— START OF Data shown —
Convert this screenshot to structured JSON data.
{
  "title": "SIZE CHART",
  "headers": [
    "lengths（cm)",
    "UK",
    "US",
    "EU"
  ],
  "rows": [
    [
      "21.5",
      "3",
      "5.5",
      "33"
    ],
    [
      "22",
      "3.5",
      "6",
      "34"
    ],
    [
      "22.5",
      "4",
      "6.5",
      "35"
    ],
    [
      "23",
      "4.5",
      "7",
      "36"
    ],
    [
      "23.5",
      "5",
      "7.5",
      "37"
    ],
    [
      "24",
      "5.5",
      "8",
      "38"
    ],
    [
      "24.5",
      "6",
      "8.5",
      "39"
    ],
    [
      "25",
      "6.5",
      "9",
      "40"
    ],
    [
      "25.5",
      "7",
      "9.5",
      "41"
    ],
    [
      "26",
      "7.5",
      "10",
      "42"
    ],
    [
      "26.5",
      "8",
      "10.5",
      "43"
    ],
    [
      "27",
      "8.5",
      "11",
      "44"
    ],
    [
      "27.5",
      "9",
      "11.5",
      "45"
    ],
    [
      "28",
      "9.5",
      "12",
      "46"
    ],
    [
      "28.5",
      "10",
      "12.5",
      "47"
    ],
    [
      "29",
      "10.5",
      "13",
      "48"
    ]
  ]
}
— END OF Data shown —
*What the task asks:* Give back the whole listing, word for word.

*Complete output:*
Convert this screenshot to structured JSON data.
{
  "title": "SIZE CHART",
  "headers": [
    "lengths（cm)",
    "UK",
    "US",
    "EU"
  ],
  "rows": [
    [
      "21.5",
      "3",
      "5.5",
      "33"
    ],
    [
      "22",
      "3.5",
      "6",
      "34"
    ],
    [
      "22.5",
      "4",
      "6.5",
      "35"
    ],
    [
      "23",
      "4.5",
      "7",
      "36"
    ],
    [
      "23.5",
      "5",
      "7.5",
      "37"
    ],
    [
      "24",
      "5.5",
      "8",
      "38"
    ],
    [
      "24.5",
      "6",
      "8.5",
      "39"
    ],
    [
      "25",
      "6.5",
      "9",
      "40"
    ],
    [
      "25.5",
      "7",
      "9.5",
      "41"
    ],
    [
      "26",
      "7.5",
      "10",
      "42"
    ],
    [
      "26.5",
      "8",
      "10.5",
      "43"
    ],
    [
      "27",
      "8.5",
      "11",
      "44"
    ],
    [
      "27.5",
      "9",
      "11.5",
      "45"
    ],
    [
      "28",
      "9.5",
      "12",
      "46"
    ],
    [
      "28.5",
      "10",
      "12.5",
      "47"
    ],
    [
      "29",
      "10.5",
      "13",
      "48"
    ]
  ]
}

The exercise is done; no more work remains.